Records contained in a dataset
==============================

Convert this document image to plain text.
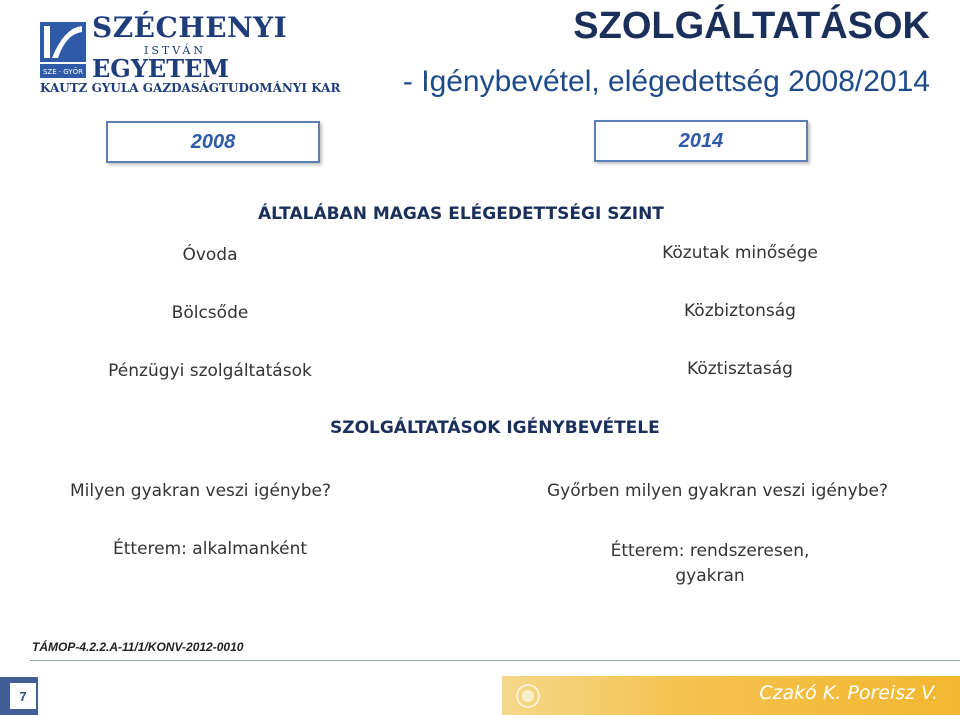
SZE · GYŐR
SZÉCHENYI
ISTVÁN
EGYETEM
KAUTZ GYULA GAZDASÁGTUDOMÁNYI KAR
SZOLGÁLTATÁSOK
- Igénybevétel, elégedettség 2008/2014
2008	2014
ÁLTALÁBAN MAGAS ELÉGEDETTSÉGI SZINT
Óvoda
Bölcsőde
Pénzügyi szolgáltatások
Közutak minősége
Közbiztonság
Köztisztaság
SZOLGÁLTATÁSOK IGÉNYBEVÉTELE
Milyen gyakran veszi igénybe?	Győrben milyen gyakran veszi igénybe?
Étterem: alkalmanként	Étterem: rendszeresen, gyakran
TÁMOP-4.2.2.A-11/1/KONV-2012-0010
7	Czakó K. Poreisz V.
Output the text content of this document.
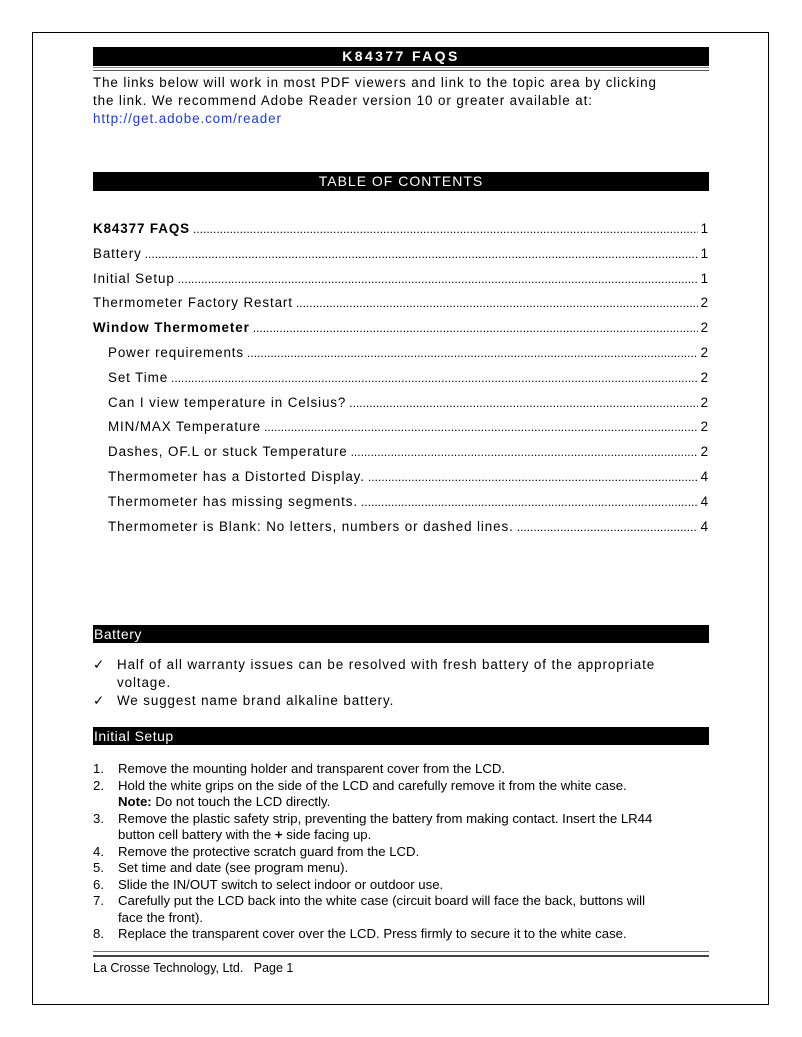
K84377 FAQS
The links below will work in most PDF viewers and link to the topic area by clicking
the link. We recommend Adobe Reader version 10 or greater available at:
http://get.adobe.com/reader
TABLE OF CONTENTS
K84377 FAQS .....	1
Battery .....	1
Initial Setup .....	1
Thermometer Factory Restart .....	2
Window Thermometer .....	2
Power requirements .....	2
Set Time .....	2
Can I view temperature in Celsius? .....	2
MIN/MAX Temperature .....	2
Dashes, OF.L or stuck Temperature .....	2
Thermometer has a Distorted Display. .....	4
Thermometer has missing segments. .....	4
Thermometer is Blank: No letters, numbers or dashed lines. .....	4
Battery
✓ Half of all warranty issues can be resolved with fresh battery of the appropriate
voltage.
✓ We suggest name brand alkaline battery.
Initial Setup
1.	Remove the mounting holder and transparent cover from the LCD.
2.	Hold the white grips on the side of the LCD and carefully remove it from the white case.
Note: Do not touch the LCD directly.
3.	Remove the plastic safety strip, preventing the battery from making contact. Insert the LR44
button cell battery with the + side facing up.
4.	Remove the protective scratch guard from the LCD.
5.	Set time and date (see program menu).
6.	Slide the IN/OUT switch to select indoor or outdoor use.
7.	Carefully put the LCD back into the white case (circuit board will face the back, buttons will
face the front).
8.	Replace the transparent cover over the LCD. Press firmly to secure it to the white case.
La Crosse Technology, Ltd. Page 1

==============================

GOAL -
Where a line above contains the word "transparent", copy that line.

ANSWER TO THE EXERCISE -
1.	Remove the mounting holder and transparent cover from the LCD.
8.	Replace the transparent cover over the LCD. Press firmly to secure it to the white case.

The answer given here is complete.